(A run of records)
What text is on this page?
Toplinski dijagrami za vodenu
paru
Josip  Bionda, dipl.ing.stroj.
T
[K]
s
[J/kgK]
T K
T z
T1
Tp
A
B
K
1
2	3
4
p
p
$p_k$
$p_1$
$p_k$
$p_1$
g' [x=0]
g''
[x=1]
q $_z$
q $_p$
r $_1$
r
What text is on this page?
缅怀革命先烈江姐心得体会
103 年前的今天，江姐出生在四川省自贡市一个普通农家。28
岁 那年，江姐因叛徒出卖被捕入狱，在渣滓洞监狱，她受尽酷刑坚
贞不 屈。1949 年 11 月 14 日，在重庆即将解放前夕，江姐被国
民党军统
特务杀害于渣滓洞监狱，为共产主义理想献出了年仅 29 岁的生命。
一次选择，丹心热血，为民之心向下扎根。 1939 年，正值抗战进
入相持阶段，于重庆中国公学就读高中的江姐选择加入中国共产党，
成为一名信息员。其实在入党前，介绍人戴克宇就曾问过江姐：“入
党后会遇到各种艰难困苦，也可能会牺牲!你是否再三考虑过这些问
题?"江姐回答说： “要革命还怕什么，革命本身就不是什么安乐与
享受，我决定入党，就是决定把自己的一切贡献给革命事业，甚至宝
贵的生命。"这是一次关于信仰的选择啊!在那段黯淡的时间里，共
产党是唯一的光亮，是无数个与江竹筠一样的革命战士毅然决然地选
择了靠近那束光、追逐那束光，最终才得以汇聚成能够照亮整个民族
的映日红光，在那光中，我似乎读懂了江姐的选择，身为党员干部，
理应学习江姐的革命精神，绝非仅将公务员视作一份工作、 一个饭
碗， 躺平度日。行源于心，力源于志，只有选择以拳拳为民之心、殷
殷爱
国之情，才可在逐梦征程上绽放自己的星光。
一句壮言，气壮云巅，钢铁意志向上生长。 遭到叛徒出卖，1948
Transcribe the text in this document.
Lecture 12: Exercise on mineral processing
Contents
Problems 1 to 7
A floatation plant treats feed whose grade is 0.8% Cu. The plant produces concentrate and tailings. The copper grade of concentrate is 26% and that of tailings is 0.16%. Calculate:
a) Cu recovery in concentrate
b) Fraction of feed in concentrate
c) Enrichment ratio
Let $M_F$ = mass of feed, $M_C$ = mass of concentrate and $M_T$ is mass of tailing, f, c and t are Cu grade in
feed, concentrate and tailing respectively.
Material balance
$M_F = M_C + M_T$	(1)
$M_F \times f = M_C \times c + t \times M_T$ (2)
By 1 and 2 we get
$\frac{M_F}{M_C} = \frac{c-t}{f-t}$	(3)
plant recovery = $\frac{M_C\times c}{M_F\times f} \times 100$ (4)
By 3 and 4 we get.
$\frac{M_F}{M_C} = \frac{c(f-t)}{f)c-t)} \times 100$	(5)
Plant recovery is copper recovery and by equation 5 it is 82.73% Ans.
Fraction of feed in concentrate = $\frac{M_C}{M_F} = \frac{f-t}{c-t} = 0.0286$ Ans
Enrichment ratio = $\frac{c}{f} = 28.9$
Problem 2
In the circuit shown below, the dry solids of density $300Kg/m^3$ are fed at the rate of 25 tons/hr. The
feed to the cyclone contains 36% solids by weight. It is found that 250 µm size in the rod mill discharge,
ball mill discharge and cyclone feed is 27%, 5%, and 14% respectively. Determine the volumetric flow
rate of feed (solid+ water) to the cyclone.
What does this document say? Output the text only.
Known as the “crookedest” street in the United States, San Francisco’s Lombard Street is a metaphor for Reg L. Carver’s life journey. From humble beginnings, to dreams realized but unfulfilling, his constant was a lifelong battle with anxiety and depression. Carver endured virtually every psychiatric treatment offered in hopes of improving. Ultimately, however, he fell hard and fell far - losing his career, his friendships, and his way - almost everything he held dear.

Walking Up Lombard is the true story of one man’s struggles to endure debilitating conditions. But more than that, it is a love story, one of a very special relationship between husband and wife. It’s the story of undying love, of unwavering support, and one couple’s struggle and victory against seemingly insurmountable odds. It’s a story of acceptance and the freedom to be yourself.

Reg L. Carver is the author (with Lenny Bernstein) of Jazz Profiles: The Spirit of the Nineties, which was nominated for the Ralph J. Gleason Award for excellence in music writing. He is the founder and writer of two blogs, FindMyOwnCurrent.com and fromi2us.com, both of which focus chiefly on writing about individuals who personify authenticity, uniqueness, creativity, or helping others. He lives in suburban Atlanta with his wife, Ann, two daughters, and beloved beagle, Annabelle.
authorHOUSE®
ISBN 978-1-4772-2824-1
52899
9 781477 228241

### What you need to do
Work through the records line by line and tally those with the word "text". Report only the total.

### Written answer
4